Without the pictures, reproduce the records that follow exactly.

◇ ◇ ◇ ◇ ◇

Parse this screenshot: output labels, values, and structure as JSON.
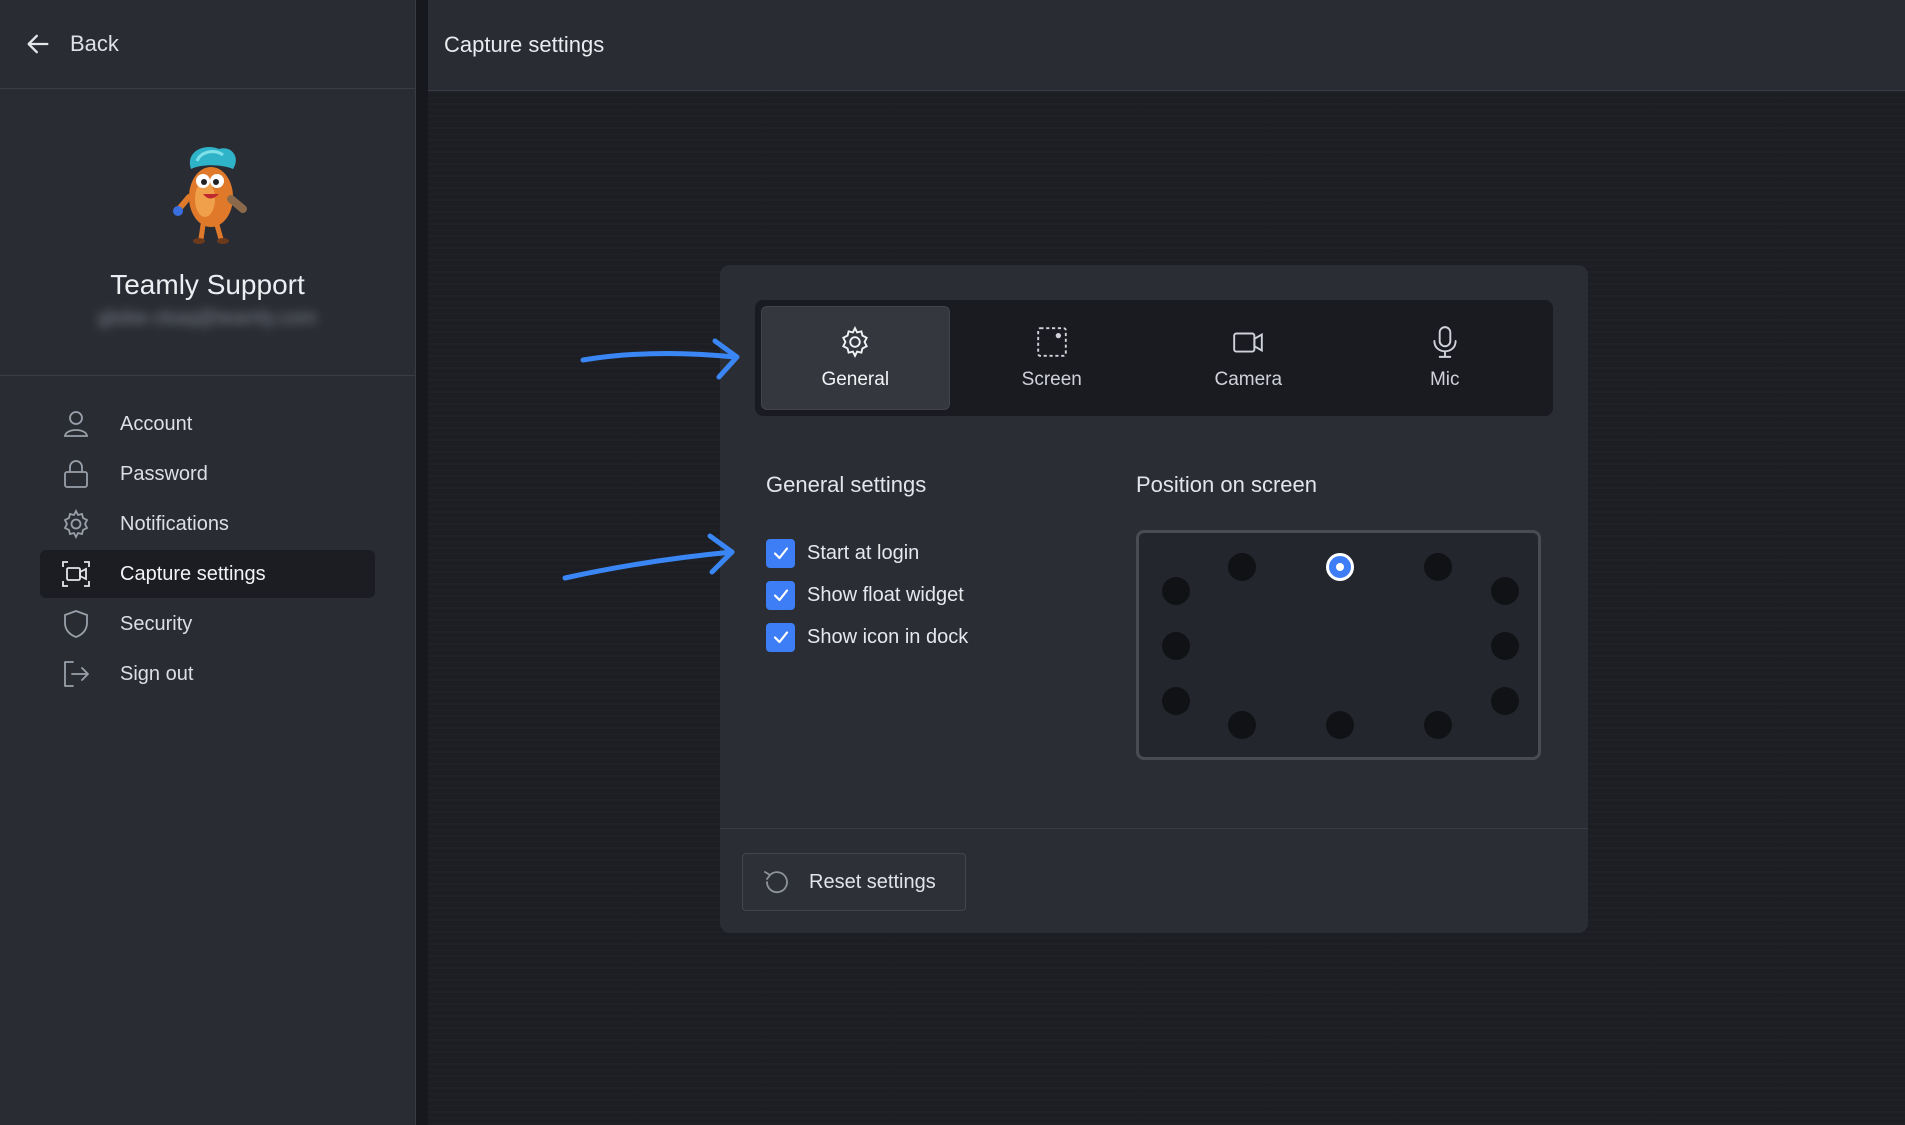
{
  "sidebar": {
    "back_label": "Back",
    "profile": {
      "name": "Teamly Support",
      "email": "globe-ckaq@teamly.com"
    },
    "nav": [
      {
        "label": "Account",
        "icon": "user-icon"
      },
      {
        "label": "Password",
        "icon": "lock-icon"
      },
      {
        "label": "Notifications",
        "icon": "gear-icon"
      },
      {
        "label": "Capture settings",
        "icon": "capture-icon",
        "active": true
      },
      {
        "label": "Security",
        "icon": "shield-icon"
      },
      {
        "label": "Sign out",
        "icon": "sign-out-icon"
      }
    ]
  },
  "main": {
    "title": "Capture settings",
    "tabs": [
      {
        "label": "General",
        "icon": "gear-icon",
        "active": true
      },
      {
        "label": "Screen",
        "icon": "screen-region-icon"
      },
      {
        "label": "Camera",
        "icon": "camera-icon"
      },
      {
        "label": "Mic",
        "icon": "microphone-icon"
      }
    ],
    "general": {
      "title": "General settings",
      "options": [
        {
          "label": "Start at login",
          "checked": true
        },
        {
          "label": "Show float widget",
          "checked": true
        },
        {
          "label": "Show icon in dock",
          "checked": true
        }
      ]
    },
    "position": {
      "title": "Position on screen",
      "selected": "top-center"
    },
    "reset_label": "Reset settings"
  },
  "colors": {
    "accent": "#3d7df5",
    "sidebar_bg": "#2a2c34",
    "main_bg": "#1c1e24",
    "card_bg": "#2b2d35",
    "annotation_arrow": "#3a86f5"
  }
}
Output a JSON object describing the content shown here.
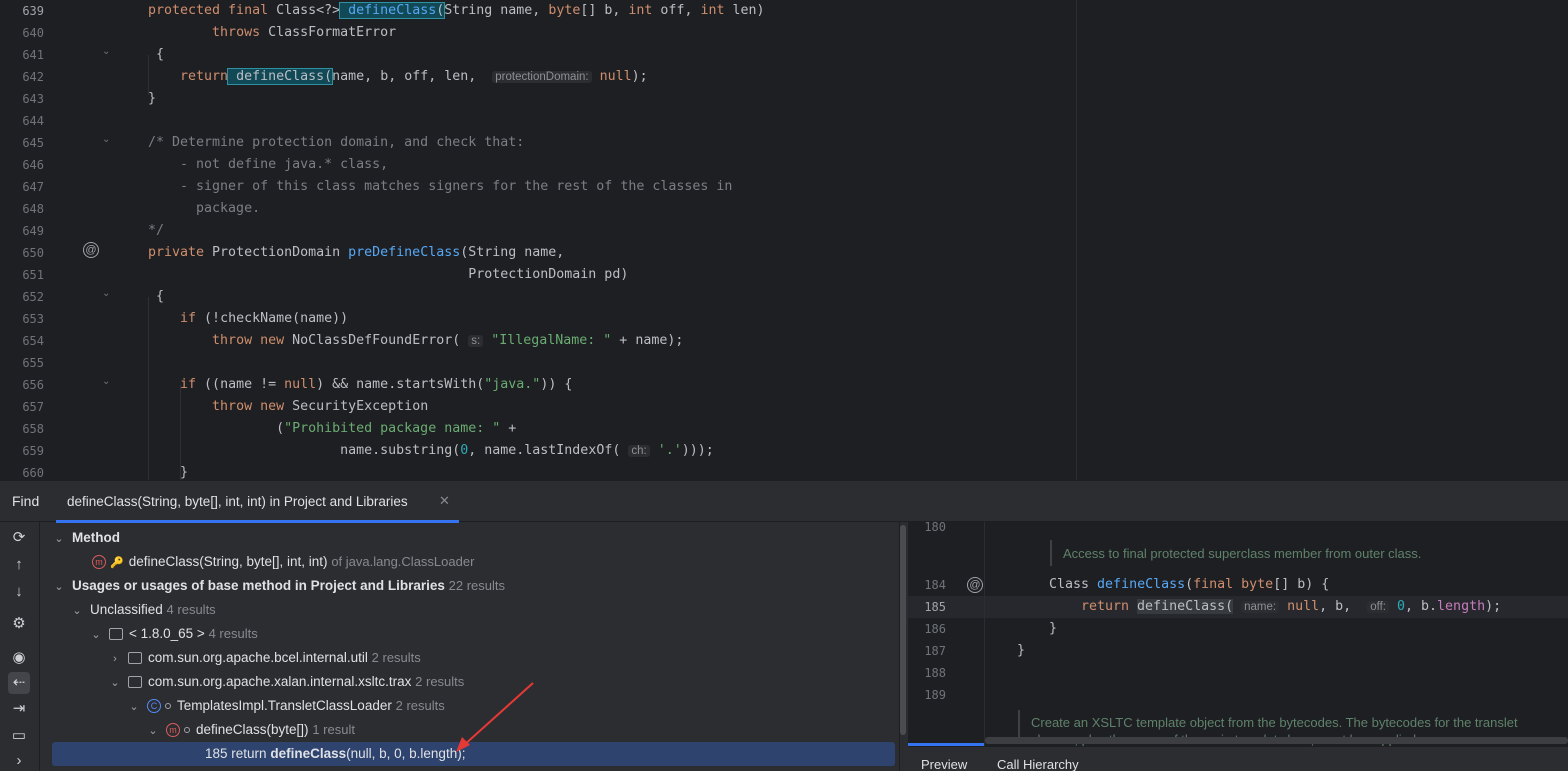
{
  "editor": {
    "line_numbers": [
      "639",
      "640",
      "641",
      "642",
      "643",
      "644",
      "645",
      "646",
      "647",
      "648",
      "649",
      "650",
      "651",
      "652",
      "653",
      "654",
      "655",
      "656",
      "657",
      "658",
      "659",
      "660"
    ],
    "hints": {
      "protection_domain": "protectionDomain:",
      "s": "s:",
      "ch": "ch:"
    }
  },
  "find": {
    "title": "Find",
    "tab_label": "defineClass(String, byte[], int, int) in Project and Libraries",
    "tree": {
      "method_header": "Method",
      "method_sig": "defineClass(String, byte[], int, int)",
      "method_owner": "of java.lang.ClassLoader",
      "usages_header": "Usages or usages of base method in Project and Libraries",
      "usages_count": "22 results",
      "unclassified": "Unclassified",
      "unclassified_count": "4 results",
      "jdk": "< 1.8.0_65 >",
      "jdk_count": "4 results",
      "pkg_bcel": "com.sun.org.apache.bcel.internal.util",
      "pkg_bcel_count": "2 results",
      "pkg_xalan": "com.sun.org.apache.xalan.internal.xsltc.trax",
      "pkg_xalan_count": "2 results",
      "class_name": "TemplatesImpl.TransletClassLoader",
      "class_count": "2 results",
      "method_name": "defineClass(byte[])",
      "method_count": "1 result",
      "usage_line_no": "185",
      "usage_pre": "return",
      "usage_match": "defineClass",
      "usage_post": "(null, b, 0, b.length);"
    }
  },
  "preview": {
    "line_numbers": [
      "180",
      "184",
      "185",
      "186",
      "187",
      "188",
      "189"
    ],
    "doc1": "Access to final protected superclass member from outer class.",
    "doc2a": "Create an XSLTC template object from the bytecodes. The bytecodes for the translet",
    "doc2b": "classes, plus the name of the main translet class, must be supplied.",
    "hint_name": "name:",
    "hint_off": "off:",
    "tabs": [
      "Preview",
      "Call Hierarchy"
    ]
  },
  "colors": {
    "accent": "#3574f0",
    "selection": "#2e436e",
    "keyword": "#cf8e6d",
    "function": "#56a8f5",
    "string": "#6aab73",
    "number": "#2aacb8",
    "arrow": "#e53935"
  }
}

◇ ◇ ◇ ◇ ◇

_Written reply_
Parse this screenshot: output labels, values, and structure as JSON.
{
  "sidebar": {
    "back_label": "Back",
    "profile": {
      "name": "Teamly Support",
      "email": "globe-ckaq@teamly.com"
    },
    "nav": [
      {
        "label": "Account",
        "icon": "user-icon"
      },
      {
        "label": "Password",
        "icon": "lock-icon"
      },
      {
        "label": "Notifications",
        "icon": "gear-icon"
      },
      {
        "label": "Capture settings",
        "icon": "capture-icon",
        "active": true
      },
      {
        "label": "Security",
        "icon": "shield-icon"
      },
      {
        "label": "Sign out",
        "icon": "sign-out-icon"
      }
    ]
  },
  "main": {
    "title": "Capture settings",
    "tabs": [
      {
        "label": "General",
        "icon": "gear-icon",
        "active": true
      },
      {
        "label": "Screen",
        "icon": "screen-region-icon"
      },
      {
        "label": "Camera",
        "icon": "camera-icon"
      },
      {
        "label": "Mic",
        "icon": "microphone-icon"
      }
    ],
    "general": {
      "title": "General settings",
      "options": [
        {
          "label": "Start at login",
          "checked": true
        },
        {
          "label": "Show float widget",
          "checked": true
        },
        {
          "label": "Show icon in dock",
          "checked": true
        }
      ]
    },
    "position": {
      "title": "Position on screen",
      "selected": "top-center"
    },
    "reset_label": "Reset settings"
  },
  "colors": {
    "accent": "#3d7df5",
    "sidebar_bg": "#2a2c34",
    "main_bg": "#1c1e24",
    "card_bg": "#2b2d35",
    "annotation_arrow": "#3a86f5"
  }
}
Output a JSON object describing the content shown here.
{
  "editor": {
    "line_numbers": [
      "639",
      "640",
      "641",
      "642",
      "643",
      "644",
      "645",
      "646",
      "647",
      "648",
      "649",
      "650",
      "651",
      "652",
      "653",
      "654",
      "655",
      "656",
      "657",
      "658",
      "659",
      "660"
    ],
    "hints": {
      "protection_domain": "protectionDomain:",
      "s": "s:",
      "ch": "ch:"
    }
  },
  "find": {
    "title": "Find",
    "tab_label": "defineClass(String, byte[], int, int) in Project and Libraries",
    "tree": {
      "method_header": "Method",
      "method_sig": "defineClass(String, byte[], int, int)",
      "method_owner": "of java.lang.ClassLoader",
      "usages_header": "Usages or usages of base method in Project and Libraries",
      "usages_count": "22 results",
      "unclassified": "Unclassified",
      "unclassified_count": "4 results",
      "jdk": "< 1.8.0_65 >",
      "jdk_count": "4 results",
      "pkg_bcel": "com.sun.org.apache.bcel.internal.util",
      "pkg_bcel_count": "2 results",
      "pkg_xalan": "com.sun.org.apache.xalan.internal.xsltc.trax",
      "pkg_xalan_count": "2 results",
      "class_name": "TemplatesImpl.TransletClassLoader",
      "class_count": "2 results",
      "method_name": "defineClass(byte[])",
      "method_count": "1 result",
      "usage_line_no": "185",
      "usage_pre": "return",
      "usage_match": "defineClass",
      "usage_post": "(null, b, 0, b.length);"
    }
  },
  "preview": {
    "line_numbers": [
      "180",
      "184",
      "185",
      "186",
      "187",
      "188",
      "189"
    ],
    "doc1": "Access to final protected superclass member from outer class.",
    "doc2a": "Create an XSLTC template object from the bytecodes. The bytecodes for the translet",
    "doc2b": "classes, plus the name of the main translet class, must be supplied.",
    "hint_name": "name:",
    "hint_off": "off:",
    "tabs": [
      "Preview",
      "Call Hierarchy"
    ]
  },
  "colors": {
    "accent": "#3574f0",
    "selection": "#2e436e",
    "keyword": "#cf8e6d",
    "function": "#56a8f5",
    "string": "#6aab73",
    "number": "#2aacb8",
    "arrow": "#e53935"
  }
}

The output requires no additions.